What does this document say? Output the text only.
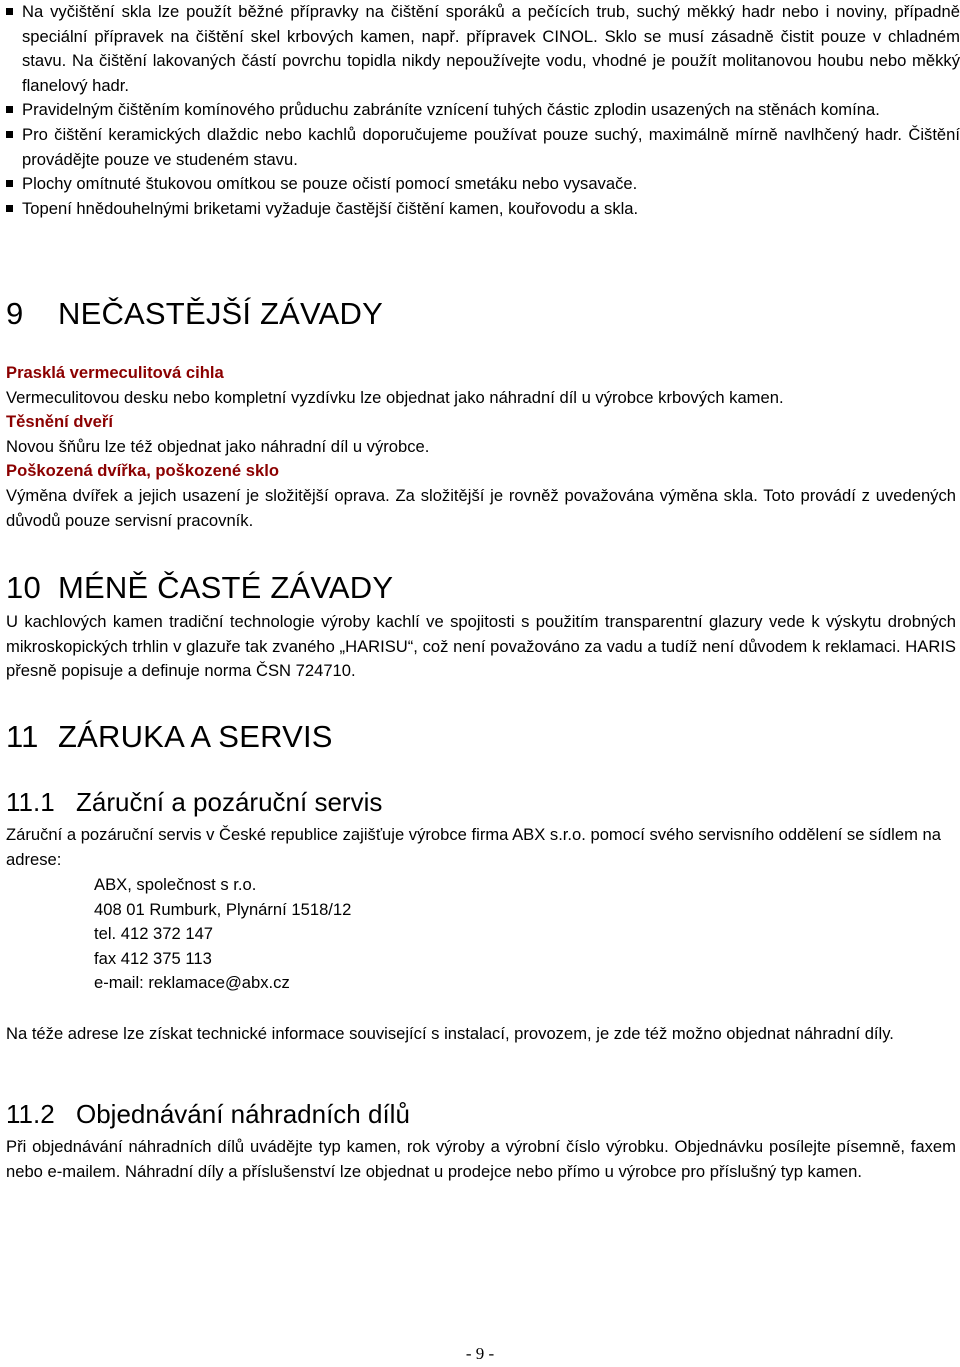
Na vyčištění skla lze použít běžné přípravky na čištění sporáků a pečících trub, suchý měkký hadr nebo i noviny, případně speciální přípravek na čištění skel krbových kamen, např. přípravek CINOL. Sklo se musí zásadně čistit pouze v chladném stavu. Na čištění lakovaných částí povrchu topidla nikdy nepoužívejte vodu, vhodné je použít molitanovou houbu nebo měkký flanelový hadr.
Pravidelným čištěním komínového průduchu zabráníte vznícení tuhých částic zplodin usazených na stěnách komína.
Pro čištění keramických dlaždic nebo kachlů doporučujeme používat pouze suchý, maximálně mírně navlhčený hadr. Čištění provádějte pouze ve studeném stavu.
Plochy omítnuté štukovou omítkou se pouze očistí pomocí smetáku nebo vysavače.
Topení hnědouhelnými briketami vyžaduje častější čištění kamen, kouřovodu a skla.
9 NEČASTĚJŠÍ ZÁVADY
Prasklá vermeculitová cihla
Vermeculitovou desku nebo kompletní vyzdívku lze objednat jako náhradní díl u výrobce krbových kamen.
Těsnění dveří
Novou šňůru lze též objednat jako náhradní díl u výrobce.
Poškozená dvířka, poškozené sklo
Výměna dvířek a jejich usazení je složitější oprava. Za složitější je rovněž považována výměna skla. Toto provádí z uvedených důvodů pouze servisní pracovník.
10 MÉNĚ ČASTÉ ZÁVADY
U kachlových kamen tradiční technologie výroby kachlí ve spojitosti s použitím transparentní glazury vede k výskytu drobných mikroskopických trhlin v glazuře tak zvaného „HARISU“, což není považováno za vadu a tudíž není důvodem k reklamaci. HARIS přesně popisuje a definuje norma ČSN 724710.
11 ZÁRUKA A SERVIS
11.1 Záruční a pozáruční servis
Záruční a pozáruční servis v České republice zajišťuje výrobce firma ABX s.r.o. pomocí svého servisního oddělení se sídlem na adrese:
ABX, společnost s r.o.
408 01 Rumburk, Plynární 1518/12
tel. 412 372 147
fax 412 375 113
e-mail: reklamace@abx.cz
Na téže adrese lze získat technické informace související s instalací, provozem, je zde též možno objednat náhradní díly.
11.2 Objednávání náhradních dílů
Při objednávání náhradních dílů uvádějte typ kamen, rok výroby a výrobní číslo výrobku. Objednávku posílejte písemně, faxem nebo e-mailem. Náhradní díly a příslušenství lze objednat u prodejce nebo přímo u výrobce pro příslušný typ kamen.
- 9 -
§
GIVEN EXERCISE: Exclude the pictures and repeat every other part of the records word for word.

FINISHED ANSWER:
What does this document say? Output the text only.
Na vyčištění skla lze použít běžné přípravky na čištění sporáků a pečících trub, suchý měkký hadr nebo i noviny, případně speciální přípravek na čištění skel krbových kamen, např. přípravek CINOL. Sklo se musí zásadně čistit pouze v chladném stavu. Na čištění lakovaných částí povrchu topidla nikdy nepoužívejte vodu, vhodné je použít molitanovou houbu nebo měkký flanelový hadr.
Pravidelným čištěním komínového průduchu zabráníte vznícení tuhých částic zplodin usazených na stěnách komína.
Pro čištění keramických dlaždic nebo kachlů doporučujeme používat pouze suchý, maximálně mírně navlhčený hadr. Čištění provádějte pouze ve studeném stavu.
Plochy omítnuté štukovou omítkou se pouze očistí pomocí smetáku nebo vysavače.
Topení hnědouhelnými briketami vyžaduje častější čištění kamen, kouřovodu a skla.
9 NEČASTĚJŠÍ ZÁVADY
Prasklá vermeculitová cihla
Vermeculitovou desku nebo kompletní vyzdívku lze objednat jako náhradní díl u výrobce krbových kamen.
Těsnění dveří
Novou šňůru lze též objednat jako náhradní díl u výrobce.
Poškozená dvířka, poškozené sklo
Výměna dvířek a jejich usazení je složitější oprava. Za složitější je rovněž považována výměna skla. Toto provádí z uvedených důvodů pouze servisní pracovník.
10 MÉNĚ ČASTÉ ZÁVADY
U kachlových kamen tradiční technologie výroby kachlí ve spojitosti s použitím transparentní glazury vede k výskytu drobných mikroskopických trhlin v glazuře tak zvaného „HARISU“, což není považováno za vadu a tudíž není důvodem k reklamaci. HARIS přesně popisuje a definuje norma ČSN 724710.
11 ZÁRUKA A SERVIS
11.1 Záruční a pozáruční servis
Záruční a pozáruční servis v České republice zajišťuje výrobce firma ABX s.r.o. pomocí svého servisního oddělení se sídlem na adrese:
ABX, společnost s r.o.
408 01 Rumburk, Plynární 1518/12
tel. 412 372 147
fax 412 375 113
e-mail: reklamace@abx.cz
Na téže adrese lze získat technické informace související s instalací, provozem, je zde též možno objednat náhradní díly.
11.2 Objednávání náhradních dílů
Při objednávání náhradních dílů uvádějte typ kamen, rok výroby a výrobní číslo výrobku. Objednávku posílejte písemně, faxem nebo e-mailem. Náhradní díly a příslušenství lze objednat u prodejce nebo přímo u výrobce pro příslušný typ kamen.
- 9 -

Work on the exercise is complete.